Prompt: Transcribe every entry word for word. Skip the pictures.

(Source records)
= = = =
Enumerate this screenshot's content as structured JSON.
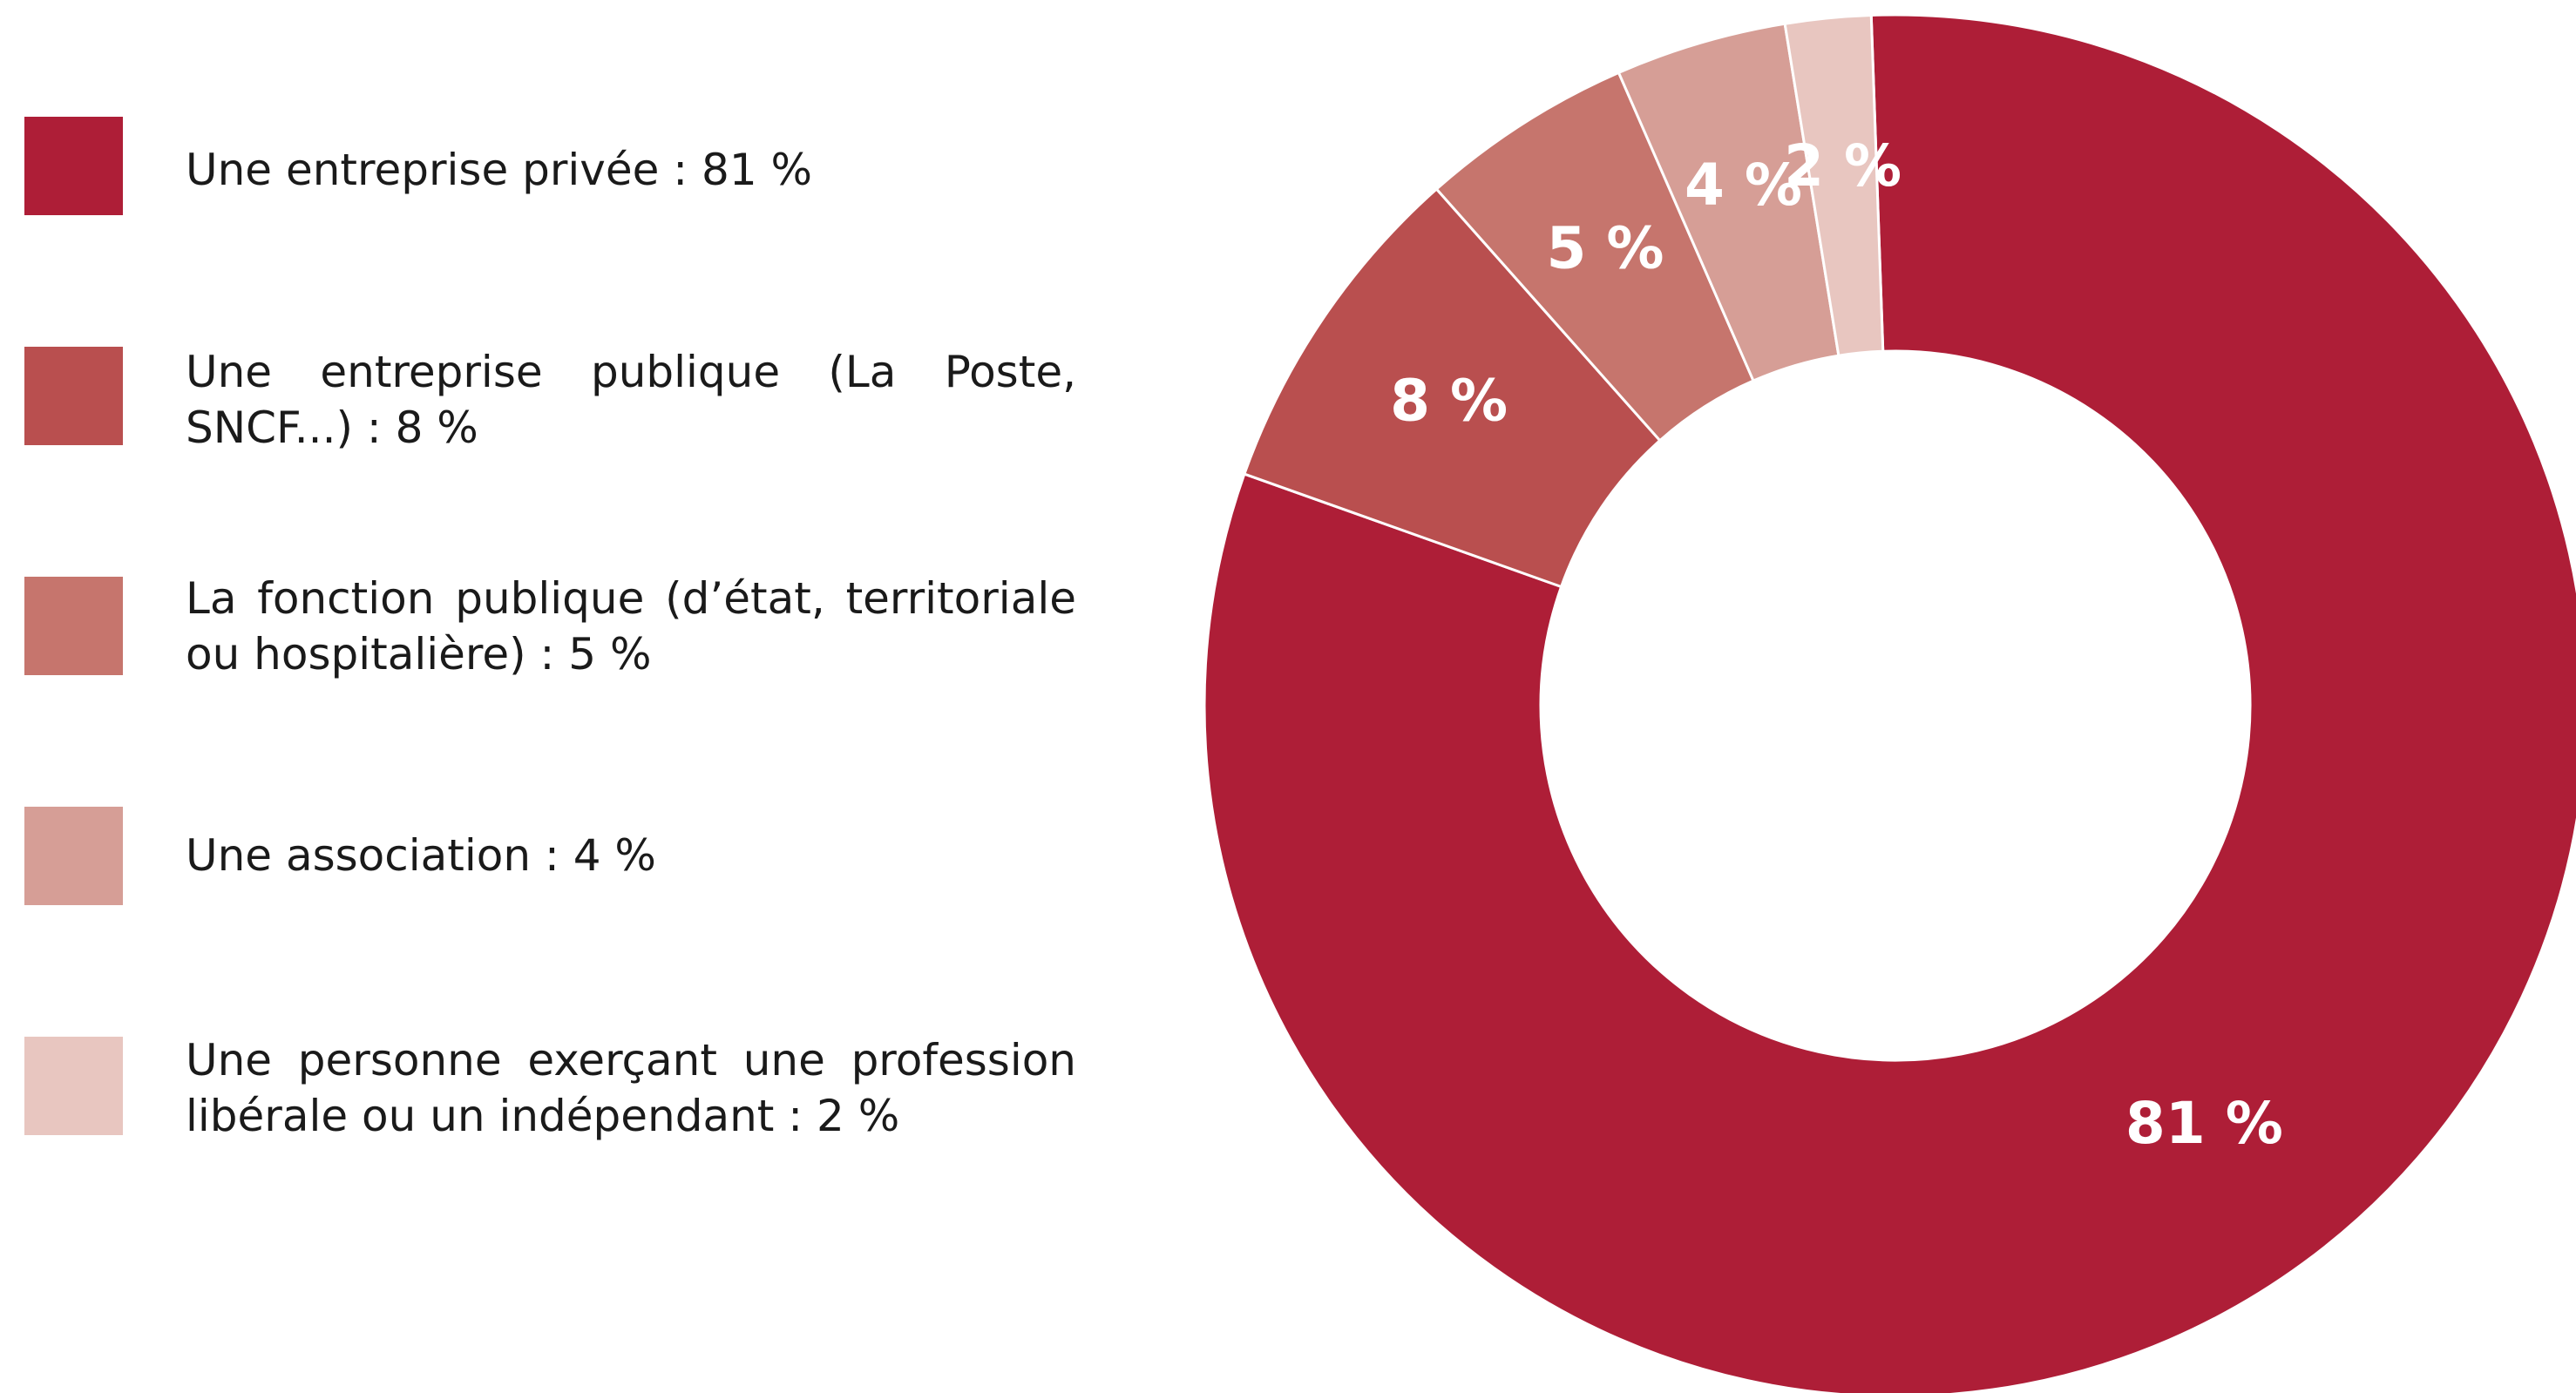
{
  "chart_data": {
    "type": "donut",
    "categories": [
      "Une entreprise privée : 81 %",
      "Une entreprise publique (La Poste, SNCF...) : 8 %",
      "La fonction publique (d’état, territoriale ou hospitalière) : 5 %",
      "Une association : 4 %",
      "Une personne exerçant une profession libérale ou un indépendant : 2 %"
    ],
    "values": [
      81,
      8,
      5,
      4,
      2
    ],
    "value_labels": [
      "81 %",
      "8 %",
      "5 %",
      "4 %",
      "2 %"
    ],
    "colors": [
      "#ae1e37",
      "#b94f4f",
      "#c6756d",
      "#d69e96",
      "#e8c6c0"
    ],
    "legend": "left"
  }
}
= = = =
Answer to the task:
Enumerate this screenshot's content as structured JSON.
{
  "chart_data": {
    "type": "donut",
    "categories": [
      "Une entreprise privée : 81 %",
      "Une entreprise publique (La Poste, SNCF...) : 8 %",
      "La fonction publique (d’état, territoriale ou hospitalière) : 5 %",
      "Une association : 4 %",
      "Une personne exerçant une profession libérale ou un indépendant : 2 %"
    ],
    "values": [
      81,
      8,
      5,
      4,
      2
    ],
    "value_labels": [
      "81 %",
      "8 %",
      "5 %",
      "4 %",
      "2 %"
    ],
    "colors": [
      "#ae1e37",
      "#b94f4f",
      "#c6756d",
      "#d69e96",
      "#e8c6c0"
    ],
    "legend": "left"
  }
}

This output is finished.